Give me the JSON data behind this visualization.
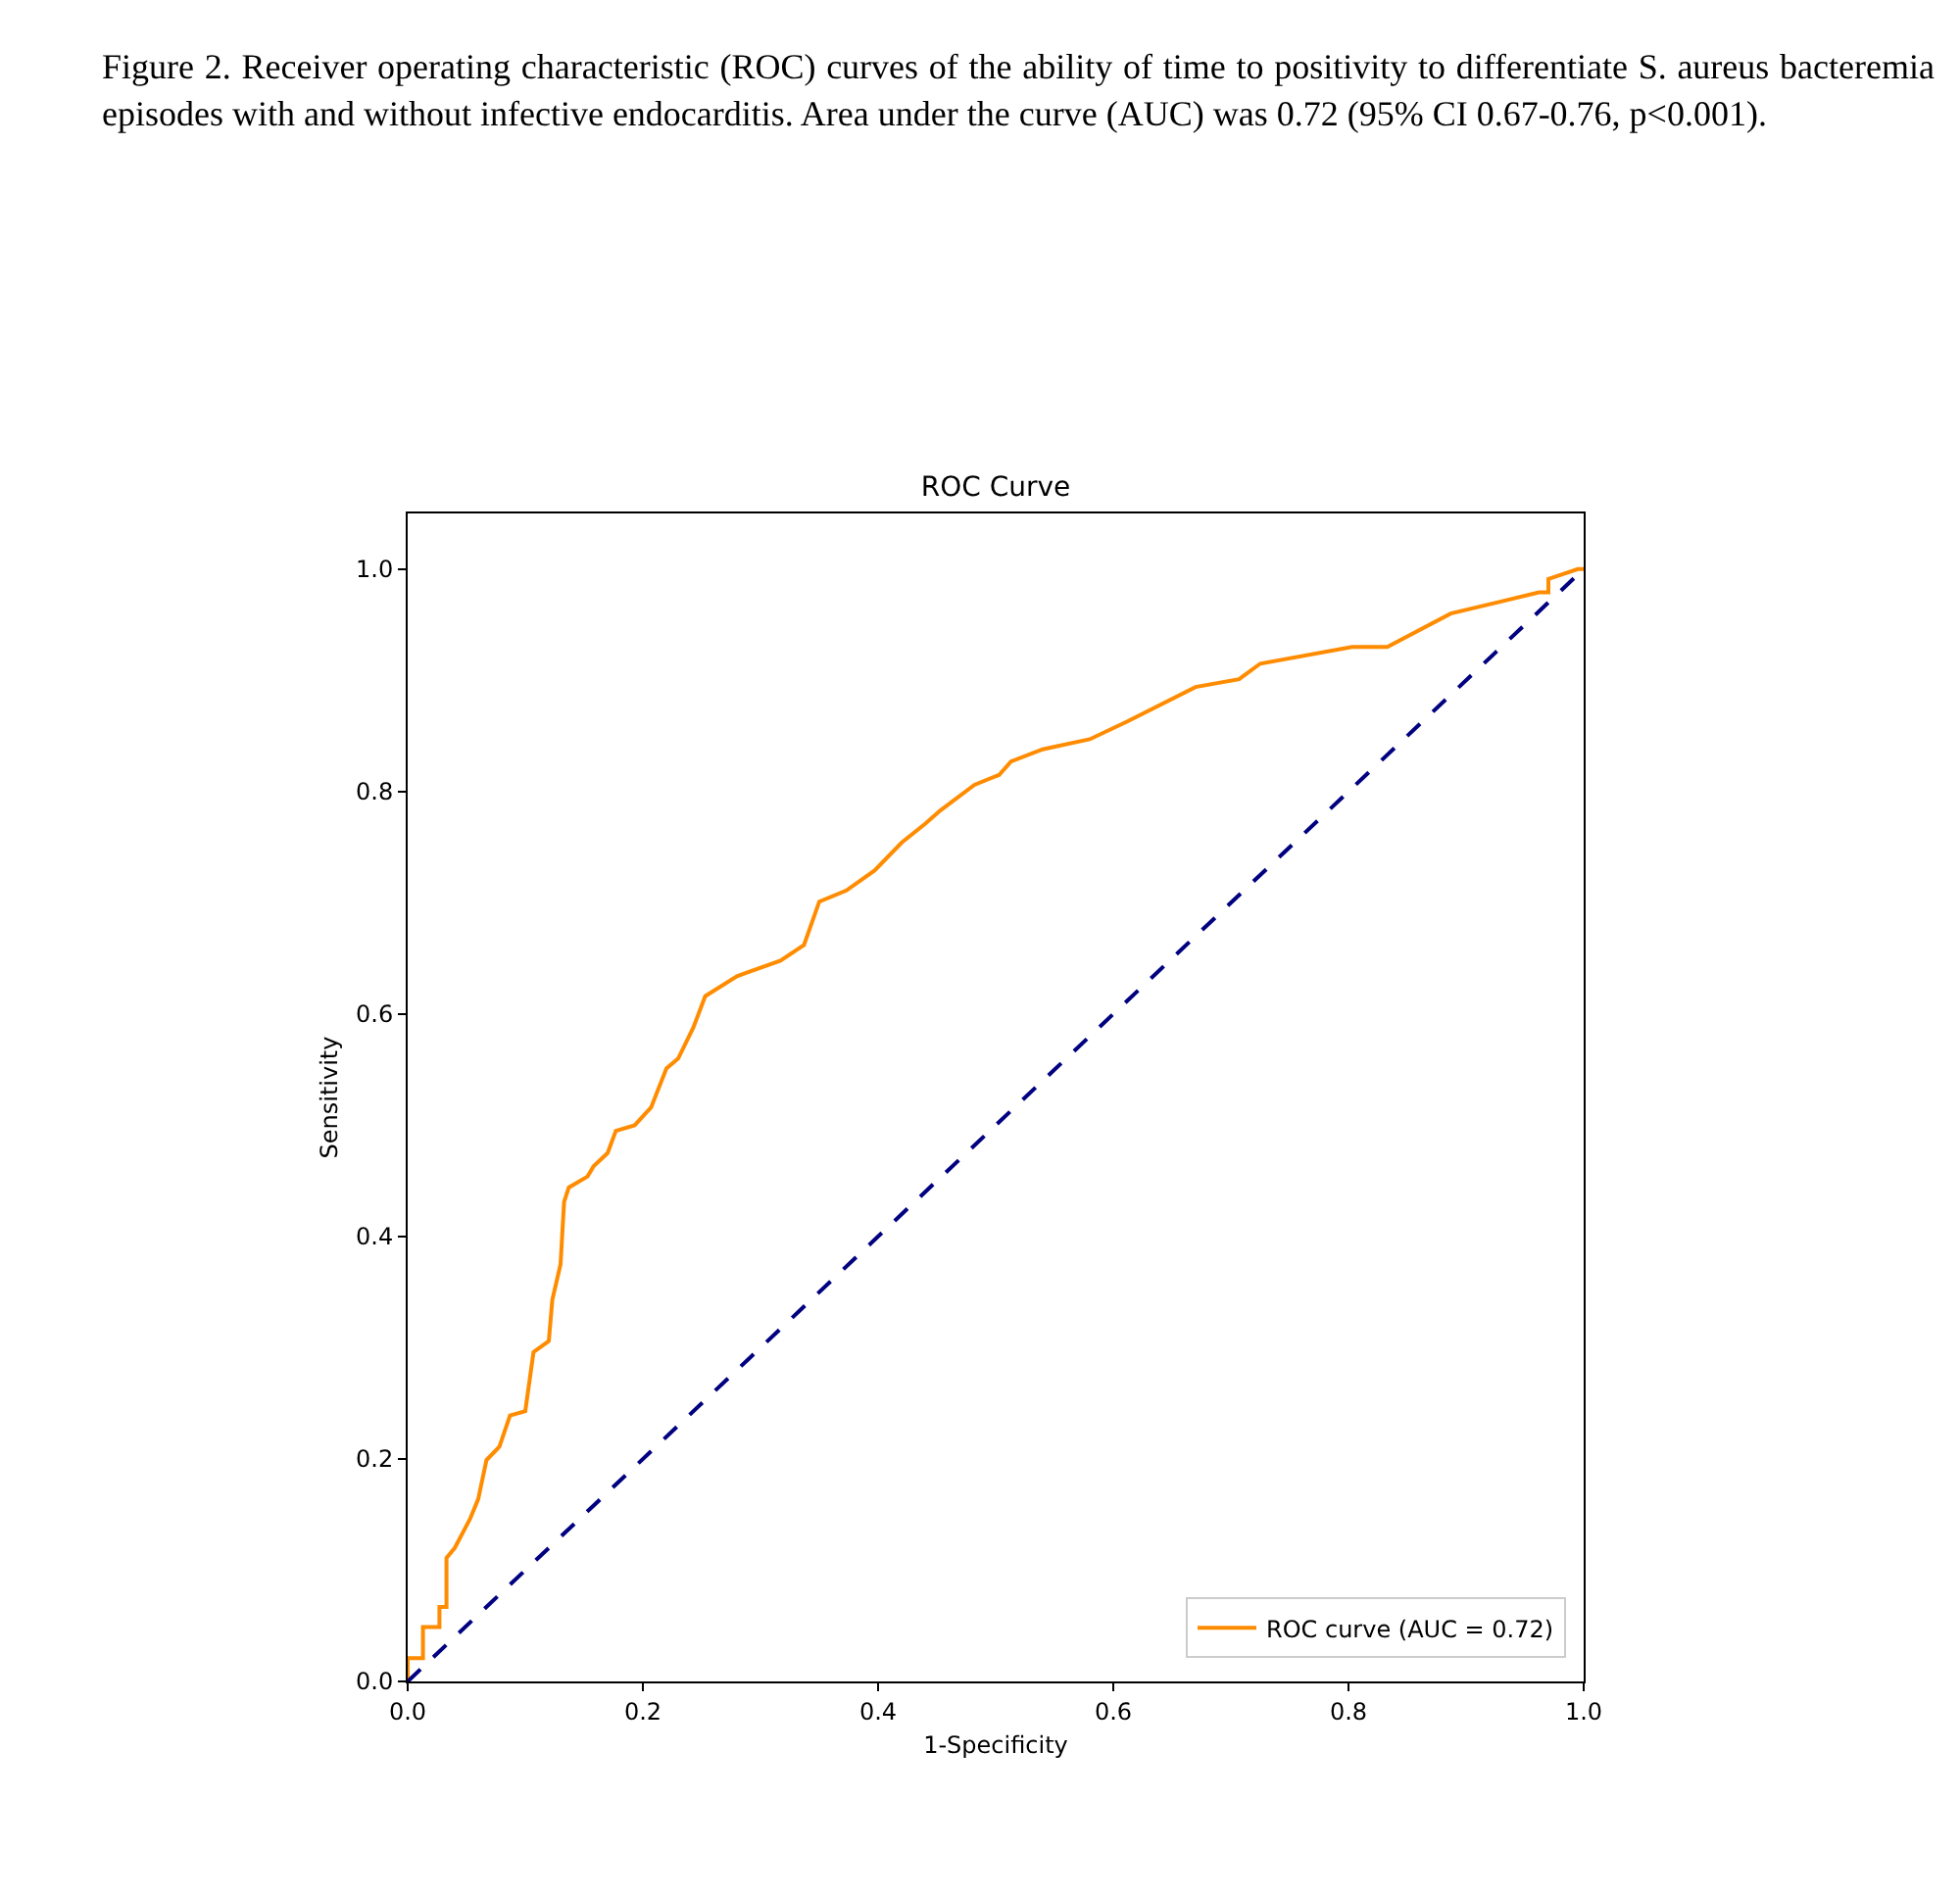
{
  "chart_data": {
    "type": "line",
    "title": "ROC Curve",
    "xlabel": "1-Specificity",
    "ylabel": "Sensitivity",
    "annotations": [
      "Figure 2. Receiver operating characteristic (ROC) curves of the ability of time to positivity to differentiate S. aureus bacteremia episodes with and without infective endocarditis. Area under the curve (AUC) was 0.72 (95% CI 0.67-0.76, p<0.001)."
    ],
    "xlim": [
      0,
      1
    ],
    "ylim": [
      0,
      1.05
    ],
    "xticks": [
      {
        "value": 0,
        "label": "0.0"
      },
      {
        "value": 0.2,
        "label": "0.2"
      },
      {
        "value": 0.4,
        "label": "0.4"
      },
      {
        "value": 0.6,
        "label": "0.6"
      },
      {
        "value": 0.8,
        "label": "0.8"
      },
      {
        "value": 1,
        "label": "1.0"
      }
    ],
    "yticks": [
      {
        "value": 0,
        "label": "0.0"
      },
      {
        "value": 0.2,
        "label": "0.2"
      },
      {
        "value": 0.4,
        "label": "0.4"
      },
      {
        "value": 0.6,
        "label": "0.6"
      },
      {
        "value": 0.8,
        "label": "0.8"
      },
      {
        "value": 1,
        "label": "1.0"
      }
    ],
    "grid": false,
    "legend": "bottom right",
    "marker": "none",
    "series": [
      {
        "name": "ROC curve (AUC = 0.72)",
        "color": "#ff8c00",
        "line_style": "solid",
        "x": [
          0,
          0,
          0.013,
          0.013,
          0.027,
          0.027,
          0.033,
          0.033,
          0.04,
          0.047,
          0.053,
          0.06,
          0.067,
          0.078,
          0.087,
          0.1,
          0.107,
          0.12,
          0.123,
          0.13,
          0.133,
          0.137,
          0.153,
          0.158,
          0.17,
          0.177,
          0.193,
          0.207,
          0.22,
          0.23,
          0.243,
          0.253,
          0.28,
          0.317,
          0.337,
          0.35,
          0.373,
          0.397,
          0.42,
          0.44,
          0.453,
          0.482,
          0.503,
          0.513,
          0.54,
          0.58,
          0.612,
          0.67,
          0.707,
          0.725,
          0.803,
          0.833,
          0.887,
          0.962,
          0.97,
          0.97,
          0.995,
          1
        ],
        "values": [
          0,
          0.021,
          0.021,
          0.049,
          0.049,
          0.067,
          0.067,
          0.111,
          0.12,
          0.134,
          0.146,
          0.164,
          0.199,
          0.211,
          0.239,
          0.243,
          0.296,
          0.306,
          0.343,
          0.375,
          0.431,
          0.444,
          0.454,
          0.463,
          0.475,
          0.495,
          0.5,
          0.516,
          0.551,
          0.56,
          0.588,
          0.616,
          0.634,
          0.648,
          0.662,
          0.701,
          0.711,
          0.729,
          0.754,
          0.771,
          0.783,
          0.806,
          0.815,
          0.827,
          0.838,
          0.847,
          0.863,
          0.894,
          0.901,
          0.915,
          0.93,
          0.93,
          0.96,
          0.979,
          0.979,
          0.991,
          1,
          1
        ]
      },
      {
        "color": "#000080",
        "line_style": "dashed",
        "x": [
          0,
          1
        ],
        "values": [
          0,
          1
        ]
      }
    ]
  }
}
──────
▶ **GOAL OF THE EXERCISE**:
From the data above, write out everything exactly except the pictures.

▶ **WRITTEN SOLUTION**:
Give me the JSON data behind this visualization.
{
  "chart_data": {
    "type": "line",
    "title": "ROC Curve",
    "xlabel": "1-Specificity",
    "ylabel": "Sensitivity",
    "annotations": [
      "Figure 2. Receiver operating characteristic (ROC) curves of the ability of time to positivity to differentiate S. aureus bacteremia episodes with and without infective endocarditis. Area under the curve (AUC) was 0.72 (95% CI 0.67-0.76, p<0.001)."
    ],
    "xlim": [
      0,
      1
    ],
    "ylim": [
      0,
      1.05
    ],
    "xticks": [
      {
        "value": 0,
        "label": "0.0"
      },
      {
        "value": 0.2,
        "label": "0.2"
      },
      {
        "value": 0.4,
        "label": "0.4"
      },
      {
        "value": 0.6,
        "label": "0.6"
      },
      {
        "value": 0.8,
        "label": "0.8"
      },
      {
        "value": 1,
        "label": "1.0"
      }
    ],
    "yticks": [
      {
        "value": 0,
        "label": "0.0"
      },
      {
        "value": 0.2,
        "label": "0.2"
      },
      {
        "value": 0.4,
        "label": "0.4"
      },
      {
        "value": 0.6,
        "label": "0.6"
      },
      {
        "value": 0.8,
        "label": "0.8"
      },
      {
        "value": 1,
        "label": "1.0"
      }
    ],
    "grid": false,
    "legend": "bottom right",
    "marker": "none",
    "series": [
      {
        "name": "ROC curve (AUC = 0.72)",
        "color": "#ff8c00",
        "line_style": "solid",
        "x": [
          0,
          0,
          0.013,
          0.013,
          0.027,
          0.027,
          0.033,
          0.033,
          0.04,
          0.047,
          0.053,
          0.06,
          0.067,
          0.078,
          0.087,
          0.1,
          0.107,
          0.12,
          0.123,
          0.13,
          0.133,
          0.137,
          0.153,
          0.158,
          0.17,
          0.177,
          0.193,
          0.207,
          0.22,
          0.23,
          0.243,
          0.253,
          0.28,
          0.317,
          0.337,
          0.35,
          0.373,
          0.397,
          0.42,
          0.44,
          0.453,
          0.482,
          0.503,
          0.513,
          0.54,
          0.58,
          0.612,
          0.67,
          0.707,
          0.725,
          0.803,
          0.833,
          0.887,
          0.962,
          0.97,
          0.97,
          0.995,
          1
        ],
        "values": [
          0,
          0.021,
          0.021,
          0.049,
          0.049,
          0.067,
          0.067,
          0.111,
          0.12,
          0.134,
          0.146,
          0.164,
          0.199,
          0.211,
          0.239,
          0.243,
          0.296,
          0.306,
          0.343,
          0.375,
          0.431,
          0.444,
          0.454,
          0.463,
          0.475,
          0.495,
          0.5,
          0.516,
          0.551,
          0.56,
          0.588,
          0.616,
          0.634,
          0.648,
          0.662,
          0.701,
          0.711,
          0.729,
          0.754,
          0.771,
          0.783,
          0.806,
          0.815,
          0.827,
          0.838,
          0.847,
          0.863,
          0.894,
          0.901,
          0.915,
          0.93,
          0.93,
          0.96,
          0.979,
          0.979,
          0.991,
          1,
          1
        ]
      },
      {
        "color": "#000080",
        "line_style": "dashed",
        "x": [
          0,
          1
        ],
        "values": [
          0,
          1
        ]
      }
    ]
  }
}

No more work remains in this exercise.